── Extracted records ──

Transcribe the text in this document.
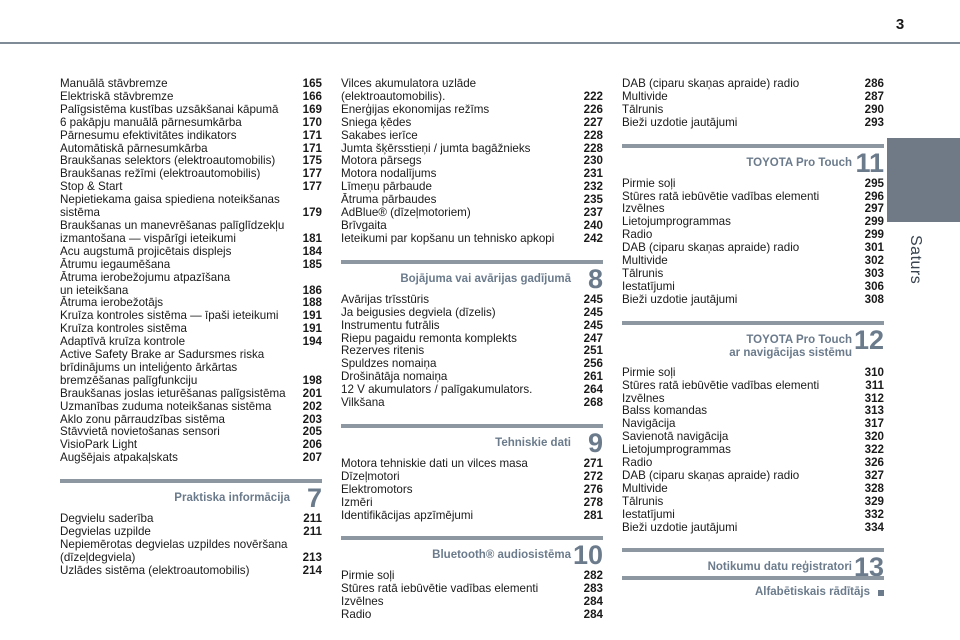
3
Saturs
Manuālā stāvbremze	165
Elektriskā stāvbremze	166
Palīgsistēma kustības uzsākšanai kāpumā	169
6 pakāpju manuālā pārnesumkārba	170
Pārnesumu efektivitātes indikators	171
Automātiskā pārnesumkārba	171
Braukšanas selektors (elektroautomobilis)	175
Braukšanas režīmi (elektroautomobilis)	177
Stop & Start	177
Nepietiekama gaisa spiediena noteikšanas
sistēma	179
Braukšanas un manevrēšanas palīglīdzekļu
izmantošana — vispārīgi ieteikumi	181
Acu augstumā projicētais displejs	184
Ātrumu iegaumēšana	185
Ātruma ierobežojumu atpazīšana
un ieteikšana	186
Ātruma ierobežotājs	188
Kruīza kontroles sistēma — īpaši ieteikumi	191
Kruīza kontroles sistēma	191
Adaptīvā kruīza kontrole	194
Active Safety Brake ar Sadursmes riska
brīdinājums un inteliģento ārkārtas
bremzēšanas palīgfunkciju	198
Braukšanas joslas ieturēšanas palīgsistēma	201
Uzmanības zuduma noteikšanas sistēma	202
Aklo zonu pārraudzības sistēma	203
Stāvvietā novietošanas sensori	205
VisioPark Light	206
Augšējais atpakaļskats	207
Praktiska informācija 7
Degvielu saderība	211
Degvielas uzpilde	211
Nepiemērotas degvielas uzpildes novēršana
(dīzeļdegviela)	213
Uzlādes sistēma (elektroautomobilis)	214
Vilces akumulatora uzlāde
(elektroautomobilis).	222
Enerģijas ekonomijas režīms	226
Sniega ķēdes	227
Sakabes ierīce	228
Jumta šķērsstieņi / jumta bagāžnieks	228
Motora pārsegs	230
Motora nodalījums	231
Līmeņu pārbaude	232
Ātruma pārbaudes	235
AdBlue® (dīzeļmotoriem)	237
Brīvgaita	240
Ieteikumi par kopšanu un tehnisko apkopi	242
Bojājuma vai avārijas gadījumā 8
Avārijas trīsstūris	245
Ja beigusies degviela (dīzelis)	245
Instrumentu futrālis	245
Riepu pagaidu remonta komplekts	247
Rezerves ritenis	251
Spuldzes nomaiņa	256
Drošinātāja nomaiņa	261
12 V akumulators / palīgakumulators.	264
Vilkšana	268
Tehniskie dati 9
Motora tehniskie dati un vilces masa	271
Dīzeļmotori	272
Elektromotors	276
Izmēri	278
Identifikācijas apzīmējumi	281
Bluetooth® audiosistēma 10
Pirmie soļi	282
Stūres ratā iebūvētie vadības elementi	283
Izvēlnes	284
Radio	284
DAB (ciparu skaņas apraide) radio	286
Multivide	287
Tālrunis	290
Bieži uzdotie jautājumi	293
TOYOTA Pro Touch 11
Pirmie soļi	295
Stūres ratā iebūvētie vadības elementi	296
Izvēlnes	297
Lietojumprogrammas	299
Radio	299
DAB (ciparu skaņas apraide) radio	301
Multivide	302
Tālrunis	303
Iestatījumi	306
Bieži uzdotie jautājumi	308
TOYOTA Pro Touch
ar navigācijas sistēmu 12
Pirmie soļi	310
Stūres ratā iebūvētie vadības elementi	311
Izvēlnes	312
Balss komandas	313
Navigācija	317
Savienotā navigācija	320
Lietojumprogrammas	322
Radio	326
DAB (ciparu skaņas apraide) radio	327
Multivide	328
Tālrunis	329
Iestatījumi	332
Bieži uzdotie jautājumi	334
Notikumu datu reģistratori 13
Alfabētiskais rādītājs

───

Pictures don't belong in the copy. Transcribe every record exactly as it appears.

▶ _Result for this task_
Transcribe the text in this document.
3
Saturs
Manuālā stāvbremze	165
Elektriskā stāvbremze	166
Palīgsistēma kustības uzsākšanai kāpumā	169
6 pakāpju manuālā pārnesumkārba	170
Pārnesumu efektivitātes indikators	171
Automātiskā pārnesumkārba	171
Braukšanas selektors (elektroautomobilis)	175
Braukšanas režīmi (elektroautomobilis)	177
Stop & Start	177
Nepietiekama gaisa spiediena noteikšanas
sistēma	179
Braukšanas un manevrēšanas palīglīdzekļu
izmantošana — vispārīgi ieteikumi	181
Acu augstumā projicētais displejs	184
Ātrumu iegaumēšana	185
Ātruma ierobežojumu atpazīšana
un ieteikšana	186
Ātruma ierobežotājs	188
Kruīza kontroles sistēma — īpaši ieteikumi	191
Kruīza kontroles sistēma	191
Adaptīvā kruīza kontrole	194
Active Safety Brake ar Sadursmes riska
brīdinājums un inteliģento ārkārtas
bremzēšanas palīgfunkciju	198
Braukšanas joslas ieturēšanas palīgsistēma	201
Uzmanības zuduma noteikšanas sistēma	202
Aklo zonu pārraudzības sistēma	203
Stāvvietā novietošanas sensori	205
VisioPark Light	206
Augšējais atpakaļskats	207
Praktiska informācija 7
Degvielu saderība	211
Degvielas uzpilde	211
Nepiemērotas degvielas uzpildes novēršana
(dīzeļdegviela)	213
Uzlādes sistēma (elektroautomobilis)	214
Vilces akumulatora uzlāde
(elektroautomobilis).	222
Enerģijas ekonomijas režīms	226
Sniega ķēdes	227
Sakabes ierīce	228
Jumta šķērsstieņi / jumta bagāžnieks	228
Motora pārsegs	230
Motora nodalījums	231
Līmeņu pārbaude	232
Ātruma pārbaudes	235
AdBlue® (dīzeļmotoriem)	237
Brīvgaita	240
Ieteikumi par kopšanu un tehnisko apkopi	242
Bojājuma vai avārijas gadījumā 8
Avārijas trīsstūris	245
Ja beigusies degviela (dīzelis)	245
Instrumentu futrālis	245
Riepu pagaidu remonta komplekts	247
Rezerves ritenis	251
Spuldzes nomaiņa	256
Drošinātāja nomaiņa	261
12 V akumulators / palīgakumulators.	264
Vilkšana	268
Tehniskie dati 9
Motora tehniskie dati un vilces masa	271
Dīzeļmotori	272
Elektromotors	276
Izmēri	278
Identifikācijas apzīmējumi	281
Bluetooth® audiosistēma 10
Pirmie soļi	282
Stūres ratā iebūvētie vadības elementi	283
Izvēlnes	284
Radio	284
DAB (ciparu skaņas apraide) radio	286
Multivide	287
Tālrunis	290
Bieži uzdotie jautājumi	293
TOYOTA Pro Touch 11
Pirmie soļi	295
Stūres ratā iebūvētie vadības elementi	296
Izvēlnes	297
Lietojumprogrammas	299
Radio	299
DAB (ciparu skaņas apraide) radio	301
Multivide	302
Tālrunis	303
Iestatījumi	306
Bieži uzdotie jautājumi	308
TOYOTA Pro Touch
ar navigācijas sistēmu 12
Pirmie soļi	310
Stūres ratā iebūvētie vadības elementi	311
Izvēlnes	312
Balss komandas	313
Navigācija	317
Savienotā navigācija	320
Lietojumprogrammas	322
Radio	326
DAB (ciparu skaņas apraide) radio	327
Multivide	328
Tālrunis	329
Iestatījumi	332
Bieži uzdotie jautājumi	334
Notikumu datu reģistratori 13
Alfabētiskais rādītājs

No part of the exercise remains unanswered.